Data items
— start —

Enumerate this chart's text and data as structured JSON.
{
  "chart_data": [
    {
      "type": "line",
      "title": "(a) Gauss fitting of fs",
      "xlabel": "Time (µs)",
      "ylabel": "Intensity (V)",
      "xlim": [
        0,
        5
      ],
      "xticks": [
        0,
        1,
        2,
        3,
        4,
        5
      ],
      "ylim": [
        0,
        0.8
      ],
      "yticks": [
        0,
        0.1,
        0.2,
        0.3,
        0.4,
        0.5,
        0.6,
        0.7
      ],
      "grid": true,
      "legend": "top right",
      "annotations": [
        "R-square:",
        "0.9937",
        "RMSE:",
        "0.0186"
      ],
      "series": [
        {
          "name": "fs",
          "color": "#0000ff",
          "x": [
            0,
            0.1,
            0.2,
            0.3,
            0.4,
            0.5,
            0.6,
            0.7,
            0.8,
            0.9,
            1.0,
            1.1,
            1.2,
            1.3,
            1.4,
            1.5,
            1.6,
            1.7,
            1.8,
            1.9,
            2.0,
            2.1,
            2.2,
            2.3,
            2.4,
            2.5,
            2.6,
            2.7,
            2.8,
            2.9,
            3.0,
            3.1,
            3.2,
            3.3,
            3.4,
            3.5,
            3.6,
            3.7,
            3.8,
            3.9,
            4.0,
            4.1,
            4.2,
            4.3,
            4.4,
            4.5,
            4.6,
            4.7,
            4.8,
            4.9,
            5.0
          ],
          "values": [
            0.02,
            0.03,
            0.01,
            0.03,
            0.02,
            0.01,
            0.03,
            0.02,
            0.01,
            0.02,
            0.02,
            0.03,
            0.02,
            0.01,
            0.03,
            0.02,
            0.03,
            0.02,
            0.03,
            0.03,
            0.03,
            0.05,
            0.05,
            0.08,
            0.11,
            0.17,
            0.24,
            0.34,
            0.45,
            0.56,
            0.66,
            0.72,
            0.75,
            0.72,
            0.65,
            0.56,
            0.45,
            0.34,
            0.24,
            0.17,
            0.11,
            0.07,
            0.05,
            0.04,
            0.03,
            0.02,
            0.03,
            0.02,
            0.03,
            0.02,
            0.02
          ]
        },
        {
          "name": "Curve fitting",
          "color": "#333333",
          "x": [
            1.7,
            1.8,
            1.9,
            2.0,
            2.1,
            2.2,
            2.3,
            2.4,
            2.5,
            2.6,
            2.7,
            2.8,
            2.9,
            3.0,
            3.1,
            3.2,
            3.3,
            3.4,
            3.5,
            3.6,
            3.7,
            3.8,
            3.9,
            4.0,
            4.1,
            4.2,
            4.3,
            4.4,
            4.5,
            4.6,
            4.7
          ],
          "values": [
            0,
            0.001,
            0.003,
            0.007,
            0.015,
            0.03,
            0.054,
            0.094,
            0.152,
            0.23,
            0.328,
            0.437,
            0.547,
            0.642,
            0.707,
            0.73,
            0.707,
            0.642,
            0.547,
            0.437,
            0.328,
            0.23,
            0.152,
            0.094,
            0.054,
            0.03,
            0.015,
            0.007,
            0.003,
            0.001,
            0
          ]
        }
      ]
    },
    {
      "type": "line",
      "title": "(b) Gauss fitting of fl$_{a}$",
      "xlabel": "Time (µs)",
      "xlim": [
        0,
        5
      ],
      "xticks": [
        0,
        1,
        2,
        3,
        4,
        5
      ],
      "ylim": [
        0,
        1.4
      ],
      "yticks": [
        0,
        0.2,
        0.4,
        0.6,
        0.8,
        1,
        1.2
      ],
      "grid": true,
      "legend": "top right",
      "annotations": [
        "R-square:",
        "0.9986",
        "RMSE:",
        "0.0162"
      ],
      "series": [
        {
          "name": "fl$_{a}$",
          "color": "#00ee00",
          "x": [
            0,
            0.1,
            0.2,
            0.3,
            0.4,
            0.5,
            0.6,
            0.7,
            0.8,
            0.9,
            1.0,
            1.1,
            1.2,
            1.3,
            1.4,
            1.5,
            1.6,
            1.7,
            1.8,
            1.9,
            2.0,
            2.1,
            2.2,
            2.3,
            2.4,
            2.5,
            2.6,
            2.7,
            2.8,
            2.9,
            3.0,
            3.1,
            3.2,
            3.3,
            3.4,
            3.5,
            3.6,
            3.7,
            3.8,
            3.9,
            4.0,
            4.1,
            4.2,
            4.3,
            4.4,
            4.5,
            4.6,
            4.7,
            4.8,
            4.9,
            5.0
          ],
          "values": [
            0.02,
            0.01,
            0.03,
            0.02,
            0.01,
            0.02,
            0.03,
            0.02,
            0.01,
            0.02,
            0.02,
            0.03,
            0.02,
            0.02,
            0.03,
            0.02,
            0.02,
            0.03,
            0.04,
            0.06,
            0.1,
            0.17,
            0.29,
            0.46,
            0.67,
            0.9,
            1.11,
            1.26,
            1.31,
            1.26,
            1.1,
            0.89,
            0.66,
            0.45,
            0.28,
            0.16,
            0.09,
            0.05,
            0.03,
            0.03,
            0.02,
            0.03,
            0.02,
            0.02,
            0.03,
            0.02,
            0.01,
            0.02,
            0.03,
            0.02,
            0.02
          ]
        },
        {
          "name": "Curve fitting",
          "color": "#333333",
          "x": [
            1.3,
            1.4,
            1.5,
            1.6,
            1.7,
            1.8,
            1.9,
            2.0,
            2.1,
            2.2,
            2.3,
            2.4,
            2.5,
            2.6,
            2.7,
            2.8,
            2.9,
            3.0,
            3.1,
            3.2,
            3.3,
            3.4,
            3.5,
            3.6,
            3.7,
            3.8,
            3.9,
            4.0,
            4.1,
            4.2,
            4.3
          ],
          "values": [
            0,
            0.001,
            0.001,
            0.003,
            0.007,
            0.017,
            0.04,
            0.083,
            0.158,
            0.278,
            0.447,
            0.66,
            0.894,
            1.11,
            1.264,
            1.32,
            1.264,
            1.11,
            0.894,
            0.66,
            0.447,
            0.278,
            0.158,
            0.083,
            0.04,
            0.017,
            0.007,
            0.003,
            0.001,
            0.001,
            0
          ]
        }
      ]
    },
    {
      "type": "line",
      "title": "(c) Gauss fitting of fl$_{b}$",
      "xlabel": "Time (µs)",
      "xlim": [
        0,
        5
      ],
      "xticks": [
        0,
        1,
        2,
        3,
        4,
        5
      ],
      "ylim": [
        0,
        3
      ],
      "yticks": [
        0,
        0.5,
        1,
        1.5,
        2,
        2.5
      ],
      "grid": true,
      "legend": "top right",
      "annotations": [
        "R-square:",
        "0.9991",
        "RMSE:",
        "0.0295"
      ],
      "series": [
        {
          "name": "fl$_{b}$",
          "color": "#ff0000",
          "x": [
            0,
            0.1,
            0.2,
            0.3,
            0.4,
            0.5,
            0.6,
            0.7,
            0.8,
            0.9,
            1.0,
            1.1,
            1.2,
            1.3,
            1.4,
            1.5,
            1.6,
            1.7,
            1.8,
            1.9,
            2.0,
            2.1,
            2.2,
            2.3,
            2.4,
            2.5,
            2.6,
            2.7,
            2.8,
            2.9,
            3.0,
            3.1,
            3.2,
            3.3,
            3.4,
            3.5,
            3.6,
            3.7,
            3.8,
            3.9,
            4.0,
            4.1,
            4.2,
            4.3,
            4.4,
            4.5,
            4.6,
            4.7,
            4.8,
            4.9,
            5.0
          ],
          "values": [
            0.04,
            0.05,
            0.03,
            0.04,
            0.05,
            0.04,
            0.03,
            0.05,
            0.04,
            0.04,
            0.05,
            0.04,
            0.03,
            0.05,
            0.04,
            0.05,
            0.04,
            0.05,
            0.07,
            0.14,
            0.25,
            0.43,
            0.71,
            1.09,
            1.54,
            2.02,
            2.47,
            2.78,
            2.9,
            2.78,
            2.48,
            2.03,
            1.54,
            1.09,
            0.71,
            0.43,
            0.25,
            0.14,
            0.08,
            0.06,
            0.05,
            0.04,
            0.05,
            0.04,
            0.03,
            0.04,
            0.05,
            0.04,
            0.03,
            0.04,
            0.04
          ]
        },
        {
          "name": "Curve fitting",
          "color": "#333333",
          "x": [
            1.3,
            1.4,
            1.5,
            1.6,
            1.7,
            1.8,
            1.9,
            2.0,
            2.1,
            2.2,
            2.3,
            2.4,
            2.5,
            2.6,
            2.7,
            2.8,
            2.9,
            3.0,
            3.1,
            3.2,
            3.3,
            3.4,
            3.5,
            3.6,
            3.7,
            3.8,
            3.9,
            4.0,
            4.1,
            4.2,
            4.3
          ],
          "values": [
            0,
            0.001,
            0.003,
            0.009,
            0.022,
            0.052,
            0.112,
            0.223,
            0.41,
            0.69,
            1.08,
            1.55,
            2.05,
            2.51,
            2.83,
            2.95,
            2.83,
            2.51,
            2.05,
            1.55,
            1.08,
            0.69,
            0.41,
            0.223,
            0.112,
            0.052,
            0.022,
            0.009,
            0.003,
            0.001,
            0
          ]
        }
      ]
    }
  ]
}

— end —

**What to work on:** Give nothing but the count of lines in the listing above that hold the string "title".

**Written answer:** 3